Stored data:
= = = = =

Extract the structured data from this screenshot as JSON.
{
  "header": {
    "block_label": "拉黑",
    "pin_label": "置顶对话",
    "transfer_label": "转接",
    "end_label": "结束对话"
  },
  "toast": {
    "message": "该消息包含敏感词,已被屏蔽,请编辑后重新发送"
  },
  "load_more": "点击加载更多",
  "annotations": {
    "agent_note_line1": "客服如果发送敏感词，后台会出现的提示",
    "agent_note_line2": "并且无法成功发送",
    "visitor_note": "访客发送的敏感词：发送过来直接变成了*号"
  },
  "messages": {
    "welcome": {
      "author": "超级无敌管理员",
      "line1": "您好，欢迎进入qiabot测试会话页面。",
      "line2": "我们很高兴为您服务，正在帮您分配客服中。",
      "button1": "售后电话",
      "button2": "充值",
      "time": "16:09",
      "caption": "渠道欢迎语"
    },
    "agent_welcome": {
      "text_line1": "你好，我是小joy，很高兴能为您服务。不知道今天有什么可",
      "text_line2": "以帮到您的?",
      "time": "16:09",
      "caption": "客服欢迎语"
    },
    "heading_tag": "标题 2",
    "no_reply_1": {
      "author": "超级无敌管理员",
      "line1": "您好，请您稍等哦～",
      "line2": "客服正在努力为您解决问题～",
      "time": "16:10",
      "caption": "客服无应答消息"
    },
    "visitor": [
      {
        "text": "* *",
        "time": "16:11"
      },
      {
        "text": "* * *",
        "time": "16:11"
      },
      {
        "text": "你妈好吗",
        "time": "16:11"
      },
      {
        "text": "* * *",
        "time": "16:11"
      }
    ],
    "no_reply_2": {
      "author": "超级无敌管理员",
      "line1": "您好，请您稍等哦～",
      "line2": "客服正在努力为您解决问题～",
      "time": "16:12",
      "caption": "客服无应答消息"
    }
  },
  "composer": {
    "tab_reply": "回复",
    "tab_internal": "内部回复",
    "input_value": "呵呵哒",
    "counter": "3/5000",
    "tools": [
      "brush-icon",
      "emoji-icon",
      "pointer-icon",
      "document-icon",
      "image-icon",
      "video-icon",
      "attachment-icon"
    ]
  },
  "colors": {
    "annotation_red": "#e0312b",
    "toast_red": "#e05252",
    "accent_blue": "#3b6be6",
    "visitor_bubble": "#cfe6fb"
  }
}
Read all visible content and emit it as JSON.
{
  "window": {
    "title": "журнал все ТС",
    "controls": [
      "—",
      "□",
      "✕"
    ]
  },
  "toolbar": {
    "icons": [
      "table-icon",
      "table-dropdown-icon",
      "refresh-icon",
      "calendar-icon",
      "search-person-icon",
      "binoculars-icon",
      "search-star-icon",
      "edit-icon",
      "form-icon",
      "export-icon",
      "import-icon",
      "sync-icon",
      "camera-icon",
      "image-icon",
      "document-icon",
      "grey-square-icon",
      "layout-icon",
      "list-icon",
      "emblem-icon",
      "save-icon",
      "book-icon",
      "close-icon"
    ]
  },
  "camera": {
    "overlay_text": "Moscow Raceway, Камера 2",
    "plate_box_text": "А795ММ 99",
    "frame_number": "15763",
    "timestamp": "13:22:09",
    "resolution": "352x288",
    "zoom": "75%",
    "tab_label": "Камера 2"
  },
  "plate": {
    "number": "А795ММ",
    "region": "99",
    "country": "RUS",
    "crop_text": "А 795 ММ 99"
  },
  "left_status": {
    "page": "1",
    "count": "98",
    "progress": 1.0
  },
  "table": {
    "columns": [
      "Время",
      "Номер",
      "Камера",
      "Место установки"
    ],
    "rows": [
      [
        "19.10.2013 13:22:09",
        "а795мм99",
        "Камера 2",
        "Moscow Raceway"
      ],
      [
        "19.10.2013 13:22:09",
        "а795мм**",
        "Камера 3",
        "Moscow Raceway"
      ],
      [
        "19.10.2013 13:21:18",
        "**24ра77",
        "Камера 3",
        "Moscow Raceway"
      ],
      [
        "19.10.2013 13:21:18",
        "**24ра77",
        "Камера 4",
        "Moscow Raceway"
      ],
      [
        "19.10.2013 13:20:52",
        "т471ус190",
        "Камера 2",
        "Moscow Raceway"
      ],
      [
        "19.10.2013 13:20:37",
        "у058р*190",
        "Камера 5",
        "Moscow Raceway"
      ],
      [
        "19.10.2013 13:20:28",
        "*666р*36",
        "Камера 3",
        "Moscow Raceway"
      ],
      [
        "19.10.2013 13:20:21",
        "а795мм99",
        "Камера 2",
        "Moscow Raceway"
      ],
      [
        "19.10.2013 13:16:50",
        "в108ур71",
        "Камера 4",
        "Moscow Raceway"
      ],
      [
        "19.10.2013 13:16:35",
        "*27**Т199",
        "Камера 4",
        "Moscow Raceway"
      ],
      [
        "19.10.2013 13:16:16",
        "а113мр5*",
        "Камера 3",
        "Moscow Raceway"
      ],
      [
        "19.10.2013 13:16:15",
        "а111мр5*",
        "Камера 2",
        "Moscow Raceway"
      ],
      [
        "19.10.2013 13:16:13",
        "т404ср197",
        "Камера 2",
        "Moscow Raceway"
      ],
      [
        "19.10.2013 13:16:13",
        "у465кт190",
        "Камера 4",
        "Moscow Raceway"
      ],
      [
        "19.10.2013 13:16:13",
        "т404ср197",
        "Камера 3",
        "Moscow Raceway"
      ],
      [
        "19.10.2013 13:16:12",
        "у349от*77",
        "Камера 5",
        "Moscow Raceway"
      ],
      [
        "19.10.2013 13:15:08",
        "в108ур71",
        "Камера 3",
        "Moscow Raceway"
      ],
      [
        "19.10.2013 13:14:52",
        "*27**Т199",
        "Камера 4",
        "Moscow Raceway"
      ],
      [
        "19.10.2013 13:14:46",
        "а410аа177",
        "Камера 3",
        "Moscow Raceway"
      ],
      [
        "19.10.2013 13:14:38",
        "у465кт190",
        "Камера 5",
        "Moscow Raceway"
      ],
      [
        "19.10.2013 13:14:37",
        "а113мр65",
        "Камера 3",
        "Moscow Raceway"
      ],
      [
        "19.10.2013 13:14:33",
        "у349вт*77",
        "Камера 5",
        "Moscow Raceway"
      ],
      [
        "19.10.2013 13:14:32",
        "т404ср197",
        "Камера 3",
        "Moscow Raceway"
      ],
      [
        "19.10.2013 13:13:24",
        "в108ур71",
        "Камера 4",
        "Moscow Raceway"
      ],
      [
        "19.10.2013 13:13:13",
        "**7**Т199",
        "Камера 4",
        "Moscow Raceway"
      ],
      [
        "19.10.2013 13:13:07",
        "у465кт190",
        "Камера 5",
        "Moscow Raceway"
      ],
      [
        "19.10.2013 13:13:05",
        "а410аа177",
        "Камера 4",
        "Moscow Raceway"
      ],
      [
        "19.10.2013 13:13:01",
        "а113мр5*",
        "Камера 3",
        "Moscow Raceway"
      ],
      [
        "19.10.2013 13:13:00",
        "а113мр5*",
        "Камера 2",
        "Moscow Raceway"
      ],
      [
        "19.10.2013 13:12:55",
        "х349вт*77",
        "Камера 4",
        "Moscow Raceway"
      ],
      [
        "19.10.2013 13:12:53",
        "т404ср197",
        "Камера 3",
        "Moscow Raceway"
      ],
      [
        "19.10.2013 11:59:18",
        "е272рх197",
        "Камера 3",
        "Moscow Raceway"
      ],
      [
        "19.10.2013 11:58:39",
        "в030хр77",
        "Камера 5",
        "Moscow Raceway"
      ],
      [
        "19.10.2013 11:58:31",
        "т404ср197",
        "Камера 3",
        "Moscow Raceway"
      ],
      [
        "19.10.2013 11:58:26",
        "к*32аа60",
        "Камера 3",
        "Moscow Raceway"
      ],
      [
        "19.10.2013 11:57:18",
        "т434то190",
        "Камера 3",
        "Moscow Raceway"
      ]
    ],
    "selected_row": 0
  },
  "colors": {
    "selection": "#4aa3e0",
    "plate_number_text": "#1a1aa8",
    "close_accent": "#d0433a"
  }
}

= = = = =

#### [Aim of the task]
Lines from the records above that hold "search" are the ones to list.

#### [Exercise response]
      "search-person-icon",
      "search-star-icon",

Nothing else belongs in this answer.